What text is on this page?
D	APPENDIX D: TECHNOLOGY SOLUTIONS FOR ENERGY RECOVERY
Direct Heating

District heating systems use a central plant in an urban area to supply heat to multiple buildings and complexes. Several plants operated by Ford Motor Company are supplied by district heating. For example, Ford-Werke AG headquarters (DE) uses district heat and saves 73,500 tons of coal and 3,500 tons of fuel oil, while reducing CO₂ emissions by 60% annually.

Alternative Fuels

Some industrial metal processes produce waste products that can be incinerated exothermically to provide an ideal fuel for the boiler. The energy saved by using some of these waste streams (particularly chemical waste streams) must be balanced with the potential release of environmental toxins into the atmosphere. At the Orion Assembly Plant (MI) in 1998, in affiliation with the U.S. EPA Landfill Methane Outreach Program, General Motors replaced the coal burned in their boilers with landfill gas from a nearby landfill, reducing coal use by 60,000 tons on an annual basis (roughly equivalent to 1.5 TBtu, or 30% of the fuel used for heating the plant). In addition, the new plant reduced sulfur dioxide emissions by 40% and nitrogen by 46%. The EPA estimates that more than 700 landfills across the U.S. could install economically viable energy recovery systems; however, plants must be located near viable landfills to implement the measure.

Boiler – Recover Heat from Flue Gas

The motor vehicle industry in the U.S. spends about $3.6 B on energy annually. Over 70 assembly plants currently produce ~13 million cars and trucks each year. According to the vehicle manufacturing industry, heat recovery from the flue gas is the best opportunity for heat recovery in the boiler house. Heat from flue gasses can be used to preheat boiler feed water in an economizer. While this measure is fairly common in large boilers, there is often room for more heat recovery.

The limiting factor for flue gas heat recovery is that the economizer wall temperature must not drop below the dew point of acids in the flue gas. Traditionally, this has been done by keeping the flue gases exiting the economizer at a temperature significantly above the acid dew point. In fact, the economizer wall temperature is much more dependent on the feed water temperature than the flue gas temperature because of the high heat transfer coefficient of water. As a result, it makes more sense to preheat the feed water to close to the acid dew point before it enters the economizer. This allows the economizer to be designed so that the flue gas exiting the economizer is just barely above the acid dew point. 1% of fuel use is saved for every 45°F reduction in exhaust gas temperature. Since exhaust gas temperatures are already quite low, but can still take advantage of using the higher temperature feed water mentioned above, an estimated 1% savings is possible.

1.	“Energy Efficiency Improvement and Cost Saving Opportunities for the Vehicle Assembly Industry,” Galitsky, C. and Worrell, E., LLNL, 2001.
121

▸ Problem statement:
Every entry is to be returned exactly, with nothing dropped.

▸ Solution to the problem:
What text is on this page?
D	APPENDIX D: TECHNOLOGY SOLUTIONS FOR ENERGY RECOVERY
Direct Heating

District heating systems use a central plant in an urban area to supply heat to multiple buildings and complexes. Several plants operated by Ford Motor Company are supplied by district heating. For example, Ford-Werke AG headquarters (DE) uses district heat and saves 73,500 tons of coal and 3,500 tons of fuel oil, while reducing CO₂ emissions by 60% annually.

Alternative Fuels

Some industrial metal processes produce waste products that can be incinerated exothermically to provide an ideal fuel for the boiler. The energy saved by using some of these waste streams (particularly chemical waste streams) must be balanced with the potential release of environmental toxins into the atmosphere. At the Orion Assembly Plant (MI) in 1998, in affiliation with the U.S. EPA Landfill Methane Outreach Program, General Motors replaced the coal burned in their boilers with landfill gas from a nearby landfill, reducing coal use by 60,000 tons on an annual basis (roughly equivalent to 1.5 TBtu, or 30% of the fuel used for heating the plant). In addition, the new plant reduced sulfur dioxide emissions by 40% and nitrogen by 46%. The EPA estimates that more than 700 landfills across the U.S. could install economically viable energy recovery systems; however, plants must be located near viable landfills to implement the measure.

Boiler – Recover Heat from Flue Gas

The motor vehicle industry in the U.S. spends about $3.6 B on energy annually. Over 70 assembly plants currently produce ~13 million cars and trucks each year. According to the vehicle manufacturing industry, heat recovery from the flue gas is the best opportunity for heat recovery in the boiler house. Heat from flue gasses can be used to preheat boiler feed water in an economizer. While this measure is fairly common in large boilers, there is often room for more heat recovery.

The limiting factor for flue gas heat recovery is that the economizer wall temperature must not drop below the dew point of acids in the flue gas. Traditionally, this has been done by keeping the flue gases exiting the economizer at a temperature significantly above the acid dew point. In fact, the economizer wall temperature is much more dependent on the feed water temperature than the flue gas temperature because of the high heat transfer coefficient of water. As a result, it makes more sense to preheat the feed water to close to the acid dew point before it enters the economizer. This allows the economizer to be designed so that the flue gas exiting the economizer is just barely above the acid dew point. 1% of fuel use is saved for every 45°F reduction in exhaust gas temperature. Since exhaust gas temperatures are already quite low, but can still take advantage of using the higher temperature feed water mentioned above, an estimated 1% savings is possible.

1.	“Energy Efficiency Improvement and Cost Saving Opportunities for the Vehicle Assembly Industry,” Galitsky, C. and Worrell, E., LLNL, 2001.
121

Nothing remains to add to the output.